→ **Stated goal**: Go through the entries below and print each one exactly, leaving out pictures.

→ **Supplied data**:
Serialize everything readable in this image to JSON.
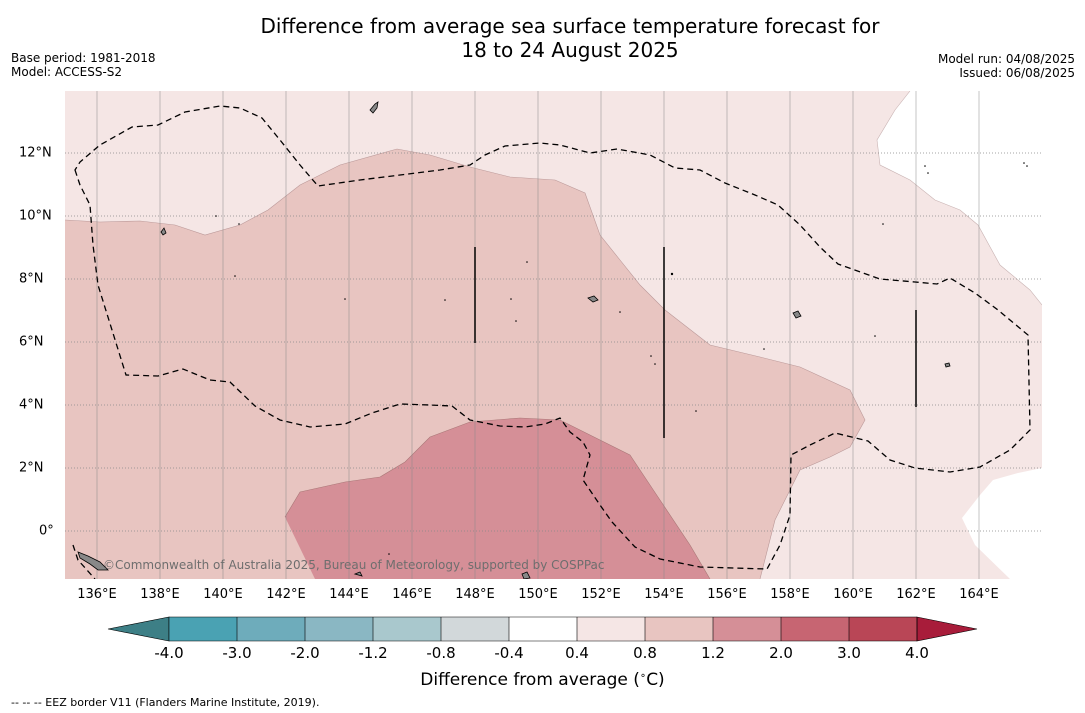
{
  "title": {
    "line1": "Difference from average sea surface temperature forecast for",
    "line2": "18 to 24 August 2025"
  },
  "meta_left": {
    "base_period": "Base period: 1981-2018",
    "model": "Model: ACCESS-S2"
  },
  "meta_right": {
    "model_run": "Model run: 04/08/2025",
    "issued": "Issued: 06/08/2025"
  },
  "map": {
    "lon_ticks": [
      "136°E",
      "138°E",
      "140°E",
      "142°E",
      "144°E",
      "146°E",
      "148°E",
      "150°E",
      "152°E",
      "154°E",
      "156°E",
      "158°E",
      "160°E",
      "162°E",
      "164°E"
    ],
    "lat_ticks": [
      "12°N",
      "10°N",
      "8°N",
      "6°N",
      "4°N",
      "2°N",
      "0°"
    ],
    "credit": "©Commonwealth of Australia 2025, Bureau of Meteorology, supported by COSPPac"
  },
  "colorbar": {
    "ticks": [
      "-4.0",
      "-3.0",
      "-2.0",
      "-1.2",
      "-0.8",
      "-0.4",
      "0.4",
      "0.8",
      "1.2",
      "2.0",
      "3.0",
      "4.0"
    ],
    "colors": {
      "under": "#3d7f86",
      "bins": [
        "#4aa2b3",
        "#6eacbb",
        "#8ab7c3",
        "#a9c8cd",
        "#d2d8da",
        "#ffffff",
        "#f5e6e5",
        "#e8c5c1",
        "#d58f97",
        "#c76572",
        "#b94656"
      ],
      "over": "#a81c3a"
    },
    "label": "Difference from average (",
    "degree": "∘",
    "label_end": "C)"
  },
  "footnote": "--  --  -- EEZ border V11 (Flanders Marine Institute, 2019)."
}
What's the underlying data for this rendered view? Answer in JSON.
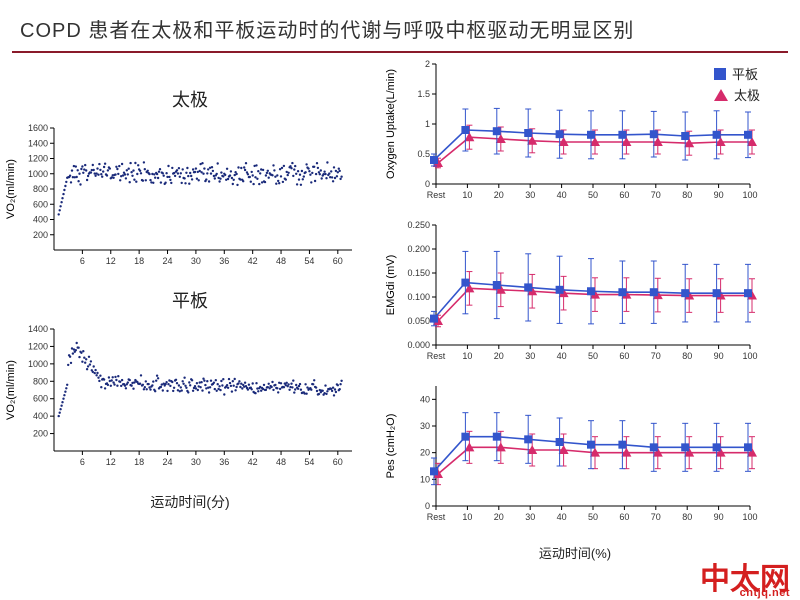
{
  "title": "COPD 患者在太极和平板运动时的代谢与呼吸中枢驱动无明显区别",
  "rule_color": "#8a1a2a",
  "left": {
    "panels": [
      {
        "label": "太极",
        "id": "taiji"
      },
      {
        "label": "平板",
        "id": "treadmill"
      }
    ],
    "xlabel": "运动时间(分)",
    "ylabel": "VO₂(ml/min)",
    "x_ticks": [
      6,
      12,
      18,
      24,
      30,
      36,
      42,
      48,
      54,
      60
    ],
    "taiji": {
      "y_ticks": [
        200,
        400,
        600,
        800,
        1000,
        1200,
        1400,
        1600
      ],
      "ylim": [
        0,
        1600
      ],
      "baseline": 1000,
      "noise_amp": 180,
      "drift": 0,
      "start_val": 200,
      "color": "#1a2a7a",
      "point_r": 1.2
    },
    "treadmill": {
      "y_ticks": [
        200,
        400,
        600,
        800,
        1000,
        1200,
        1400
      ],
      "ylim": [
        0,
        1400
      ],
      "baseline": 800,
      "noise_amp": 120,
      "drift": -1.5,
      "peak_t": 5,
      "peak_val": 1200,
      "start_val": 200,
      "color": "#1a2a7a",
      "point_r": 1.2
    },
    "xlim": [
      0,
      63
    ]
  },
  "right": {
    "xlabel": "运动时间(%)",
    "x_ticks_labels": [
      "Rest",
      "10",
      "20",
      "30",
      "40",
      "50",
      "60",
      "70",
      "80",
      "90",
      "100"
    ],
    "x_positions": [
      0,
      10,
      20,
      30,
      40,
      50,
      60,
      70,
      80,
      90,
      100
    ],
    "legend": [
      {
        "label": "平板",
        "marker": "square",
        "color": "#3355cc"
      },
      {
        "label": "太极",
        "marker": "triangle",
        "color": "#d62b6b"
      }
    ],
    "panels": [
      {
        "id": "o2",
        "ylabel": "Oxygen Uptake(L/min)",
        "ylim": [
          0,
          2.0
        ],
        "y_ticks": [
          0,
          0.5,
          1.0,
          1.5,
          2.0
        ],
        "blue": {
          "color": "#3355cc",
          "marker": "square",
          "y": [
            0.4,
            0.9,
            0.88,
            0.85,
            0.83,
            0.82,
            0.82,
            0.83,
            0.8,
            0.82,
            0.82
          ],
          "err": [
            0.1,
            0.35,
            0.38,
            0.4,
            0.4,
            0.4,
            0.4,
            0.38,
            0.4,
            0.4,
            0.38
          ]
        },
        "pink": {
          "color": "#d62b6b",
          "marker": "triangle",
          "y": [
            0.35,
            0.78,
            0.75,
            0.72,
            0.7,
            0.7,
            0.7,
            0.7,
            0.68,
            0.7,
            0.7
          ],
          "err": [
            0.08,
            0.2,
            0.2,
            0.2,
            0.2,
            0.2,
            0.2,
            0.2,
            0.2,
            0.2,
            0.2
          ]
        }
      },
      {
        "id": "emg",
        "ylabel": "EMGdi (mV)",
        "ylim": [
          0,
          0.25
        ],
        "y_ticks": [
          0,
          0.05,
          0.1,
          0.15,
          0.2,
          0.25
        ],
        "y_tick_fmt": 3,
        "blue": {
          "color": "#3355cc",
          "marker": "square",
          "y": [
            0.055,
            0.13,
            0.125,
            0.12,
            0.115,
            0.112,
            0.11,
            0.11,
            0.108,
            0.108,
            0.108
          ],
          "err": [
            0.015,
            0.065,
            0.07,
            0.07,
            0.07,
            0.068,
            0.065,
            0.065,
            0.06,
            0.06,
            0.06
          ]
        },
        "pink": {
          "color": "#d62b6b",
          "marker": "triangle",
          "y": [
            0.05,
            0.118,
            0.115,
            0.112,
            0.108,
            0.105,
            0.105,
            0.104,
            0.103,
            0.103,
            0.103
          ],
          "err": [
            0.012,
            0.035,
            0.035,
            0.035,
            0.035,
            0.035,
            0.035,
            0.035,
            0.035,
            0.035,
            0.035
          ]
        }
      },
      {
        "id": "pes",
        "ylabel": "Pes  (cmH₂O)",
        "ylim": [
          0,
          45
        ],
        "y_ticks": [
          0,
          10,
          20,
          30,
          40
        ],
        "blue": {
          "color": "#3355cc",
          "marker": "square",
          "y": [
            13,
            26,
            26,
            25,
            24,
            23,
            23,
            22,
            22,
            22,
            22
          ],
          "err": [
            5,
            9,
            9,
            9,
            9,
            9,
            9,
            9,
            9,
            9,
            9
          ]
        },
        "pink": {
          "color": "#d62b6b",
          "marker": "triangle",
          "y": [
            12,
            22,
            22,
            21,
            21,
            20,
            20,
            20,
            20,
            20,
            20
          ],
          "err": [
            4,
            6,
            6,
            6,
            6,
            6,
            6,
            6,
            6,
            6,
            6
          ]
        }
      }
    ]
  },
  "watermark": {
    "main": "中太网",
    "sub": "cntjq.net"
  }
}
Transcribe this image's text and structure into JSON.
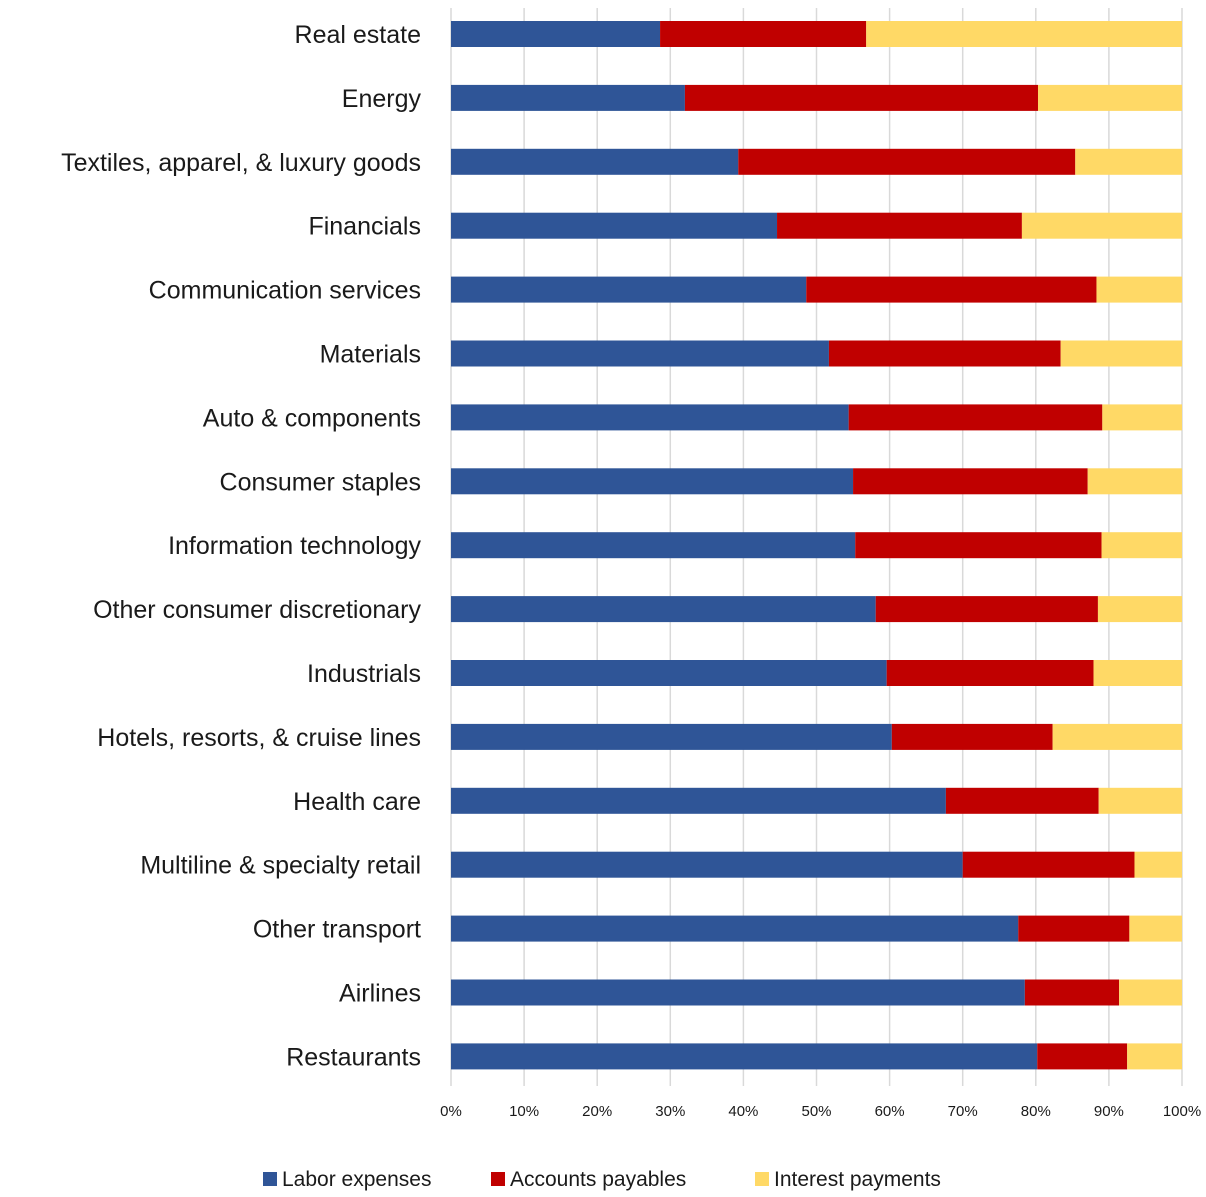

→ **Solution for this task**:
Serialize everything readable in this image to JSON.
{
  "title": {
    "line1": "Difference from average sea surface temperature forecast for",
    "line2": "18 to 24 August 2025"
  },
  "meta_left": {
    "base_period": "Base period: 1981-2018",
    "model": "Model: ACCESS-S2"
  },
  "meta_right": {
    "model_run": "Model run: 04/08/2025",
    "issued": "Issued: 06/08/2025"
  },
  "map": {
    "lon_ticks": [
      "136°E",
      "138°E",
      "140°E",
      "142°E",
      "144°E",
      "146°E",
      "148°E",
      "150°E",
      "152°E",
      "154°E",
      "156°E",
      "158°E",
      "160°E",
      "162°E",
      "164°E"
    ],
    "lat_ticks": [
      "12°N",
      "10°N",
      "8°N",
      "6°N",
      "4°N",
      "2°N",
      "0°"
    ],
    "credit": "©Commonwealth of Australia 2025, Bureau of Meteorology, supported by COSPPac"
  },
  "colorbar": {
    "ticks": [
      "-4.0",
      "-3.0",
      "-2.0",
      "-1.2",
      "-0.8",
      "-0.4",
      "0.4",
      "0.8",
      "1.2",
      "2.0",
      "3.0",
      "4.0"
    ],
    "colors": {
      "under": "#3d7f86",
      "bins": [
        "#4aa2b3",
        "#6eacbb",
        "#8ab7c3",
        "#a9c8cd",
        "#d2d8da",
        "#ffffff",
        "#f5e6e5",
        "#e8c5c1",
        "#d58f97",
        "#c76572",
        "#b94656"
      ],
      "over": "#a81c3a"
    },
    "label": "Difference from average (",
    "degree": "∘",
    "label_end": "C)"
  },
  "footnote": "--  --  -- EEZ border V11 (Flanders Marine Institute, 2019)."
}
What's the underlying data for this rendered view? Answer in JSON.
{
  "title": "COPD 患者在太极和平板运动时的代谢与呼吸中枢驱动无明显区别",
  "rule_color": "#8a1a2a",
  "left": {
    "panels": [
      {
        "label": "太极",
        "id": "taiji"
      },
      {
        "label": "平板",
        "id": "treadmill"
      }
    ],
    "xlabel": "运动时间(分)",
    "ylabel": "VO₂(ml/min)",
    "x_ticks": [
      6,
      12,
      18,
      24,
      30,
      36,
      42,
      48,
      54,
      60
    ],
    "taiji": {
      "y_ticks": [
        200,
        400,
        600,
        800,
        1000,
        1200,
        1400,
        1600
      ],
      "ylim": [
        0,
        1600
      ],
      "baseline": 1000,
      "noise_amp": 180,
      "drift": 0,
      "start_val": 200,
      "color": "#1a2a7a",
      "point_r": 1.2
    },
    "treadmill": {
      "y_ticks": [
        200,
        400,
        600,
        800,
        1000,
        1200,
        1400
      ],
      "ylim": [
        0,
        1400
      ],
      "baseline": 800,
      "noise_amp": 120,
      "drift": -1.5,
      "peak_t": 5,
      "peak_val": 1200,
      "start_val": 200,
      "color": "#1a2a7a",
      "point_r": 1.2
    },
    "xlim": [
      0,
      63
    ]
  },
  "right": {
    "xlabel": "运动时间(%)",
    "x_ticks_labels": [
      "Rest",
      "10",
      "20",
      "30",
      "40",
      "50",
      "60",
      "70",
      "80",
      "90",
      "100"
    ],
    "x_positions": [
      0,
      10,
      20,
      30,
      40,
      50,
      60,
      70,
      80,
      90,
      100
    ],
    "legend": [
      {
        "label": "平板",
        "marker": "square",
        "color": "#3355cc"
      },
      {
        "label": "太极",
        "marker": "triangle",
        "color": "#d62b6b"
      }
    ],
    "panels": [
      {
        "id": "o2",
        "ylabel": "Oxygen Uptake(L/min)",
        "ylim": [
          0,
          2.0
        ],
        "y_ticks": [
          0,
          0.5,
          1.0,
          1.5,
          2.0
        ],
        "blue": {
          "color": "#3355cc",
          "marker": "square",
          "y": [
            0.4,
            0.9,
            0.88,
            0.85,
            0.83,
            0.82,
            0.82,
            0.83,
            0.8,
            0.82,
            0.82
          ],
          "err": [
            0.1,
            0.35,
            0.38,
            0.4,
            0.4,
            0.4,
            0.4,
            0.38,
            0.4,
            0.4,
            0.38
          ]
        },
        "pink": {
          "color": "#d62b6b",
          "marker": "triangle",
          "y": [
            0.35,
            0.78,
            0.75,
            0.72,
            0.7,
            0.7,
            0.7,
            0.7,
            0.68,
            0.7,
            0.7
          ],
          "err": [
            0.08,
            0.2,
            0.2,
            0.2,
            0.2,
            0.2,
            0.2,
            0.2,
            0.2,
            0.2,
            0.2
          ]
        }
      },
      {
        "id": "emg",
        "ylabel": "EMGdi (mV)",
        "ylim": [
          0,
          0.25
        ],
        "y_ticks": [
          0,
          0.05,
          0.1,
          0.15,
          0.2,
          0.25
        ],
        "y_tick_fmt": 3,
        "blue": {
          "color": "#3355cc",
          "marker": "square",
          "y": [
            0.055,
            0.13,
            0.125,
            0.12,
            0.115,
            0.112,
            0.11,
            0.11,
            0.108,
            0.108,
            0.108
          ],
          "err": [
            0.015,
            0.065,
            0.07,
            0.07,
            0.07,
            0.068,
            0.065,
            0.065,
            0.06,
            0.06,
            0.06
          ]
        },
        "pink": {
          "color": "#d62b6b",
          "marker": "triangle",
          "y": [
            0.05,
            0.118,
            0.115,
            0.112,
            0.108,
            0.105,
            0.105,
            0.104,
            0.103,
            0.103,
            0.103
          ],
          "err": [
            0.012,
            0.035,
            0.035,
            0.035,
            0.035,
            0.035,
            0.035,
            0.035,
            0.035,
            0.035,
            0.035
          ]
        }
      },
      {
        "id": "pes",
        "ylabel": "Pes  (cmH₂O)",
        "ylim": [
          0,
          45
        ],
        "y_ticks": [
          0,
          10,
          20,
          30,
          40
        ],
        "blue": {
          "color": "#3355cc",
          "marker": "square",
          "y": [
            13,
            26,
            26,
            25,
            24,
            23,
            23,
            22,
            22,
            22,
            22
          ],
          "err": [
            5,
            9,
            9,
            9,
            9,
            9,
            9,
            9,
            9,
            9,
            9
          ]
        },
        "pink": {
          "color": "#d62b6b",
          "marker": "triangle",
          "y": [
            12,
            22,
            22,
            21,
            21,
            20,
            20,
            20,
            20,
            20,
            20
          ],
          "err": [
            4,
            6,
            6,
            6,
            6,
            6,
            6,
            6,
            6,
            6,
            6
          ]
        }
      }
    ]
  },
  "watermark": {
    "main": "中太网",
    "sub": "cntjq.net"
  }
}
Transcribe this image's text and structure into JSON.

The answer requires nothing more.